— Given task —
Repeat the listing exactly as given, omitting every image.

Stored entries
..........
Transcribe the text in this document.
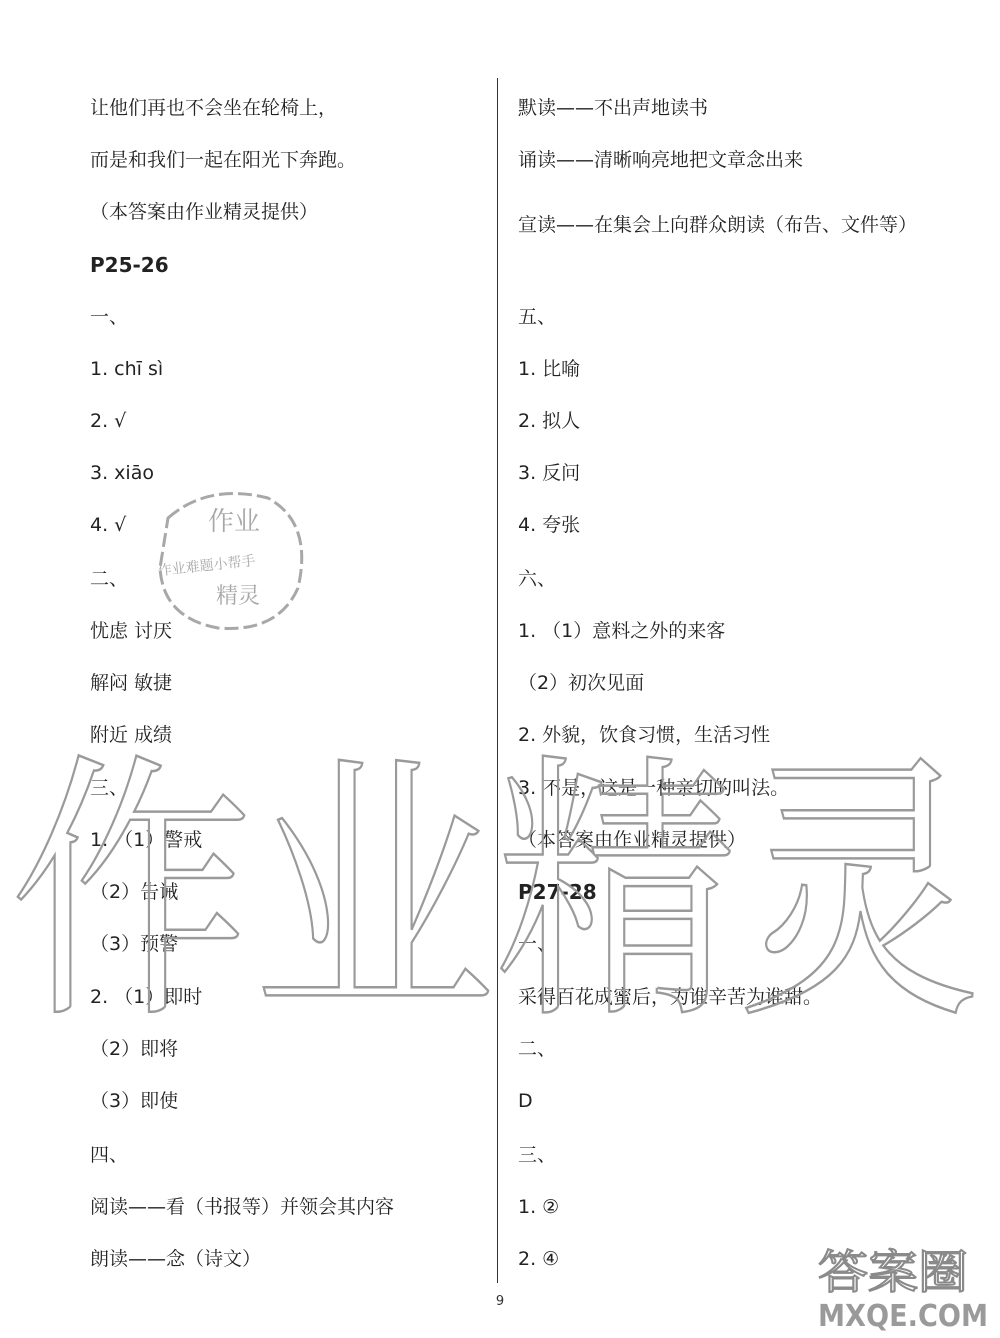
让他们再也不会坐在轮椅上，
而是和我们一起在阳光下奔跑。
（本答案由作业精灵提供）
P25-26
一、
1. chī sì
2. √
3. xiāo
4. √
二、
忧虑 讨厌
解闷 敏捷
附近 成绩
三、
1. （1）警戒
（2）告诫
（3）预警
2. （1）即时
（2）即将
（3）即使
四、
阅读——看（书报等）并领会其内容
朗读——念（诗文）
默读——不出声地读书
诵读——清晰响亮地把文章念出来
宣读——在集会上向群众朗读（布告、文件等）
五、
1. 比喻
2. 拟人
3. 反问
4. 夸张
六、
1. （1）意料之外的来客
（2）初次见面
2. 外貌，饮食习惯，生活习性
3. 不是，这是一种亲切的叫法。
（本答案由作业精灵提供）
P27-28
一、
采得百花成蜜后，为谁辛苦为谁甜。
二、
D
三、
1. ②
2. ④
作业
作业难题小帮手
精灵
作业精灵
9
答案圈
MXQE.COM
..........
— Finished task —
Transcribe the text in this document.
让他们再也不会坐在轮椅上，
而是和我们一起在阳光下奔跑。
（本答案由作业精灵提供）
P25-26
一、
1. chī sì
2. √
3. xiāo
4. √
二、
忧虑 讨厌
解闷 敏捷
附近 成绩
三、
1. （1）警戒
（2）告诫
（3）预警
2. （1）即时
（2）即将
（3）即使
四、
阅读——看（书报等）并领会其内容
朗读——念（诗文）
默读——不出声地读书
诵读——清晰响亮地把文章念出来
宣读——在集会上向群众朗读（布告、文件等）
五、
1. 比喻
2. 拟人
3. 反问
4. 夸张
六、
1. （1）意料之外的来客
（2）初次见面
2. 外貌，饮食习惯，生活习性
3. 不是，这是一种亲切的叫法。
（本答案由作业精灵提供）
P27-28
一、
采得百花成蜜后，为谁辛苦为谁甜。
二、
D
三、
1. ②
2. ④
作业
作业难题小帮手
精灵
作业精灵
9
答案圈
MXQE.COM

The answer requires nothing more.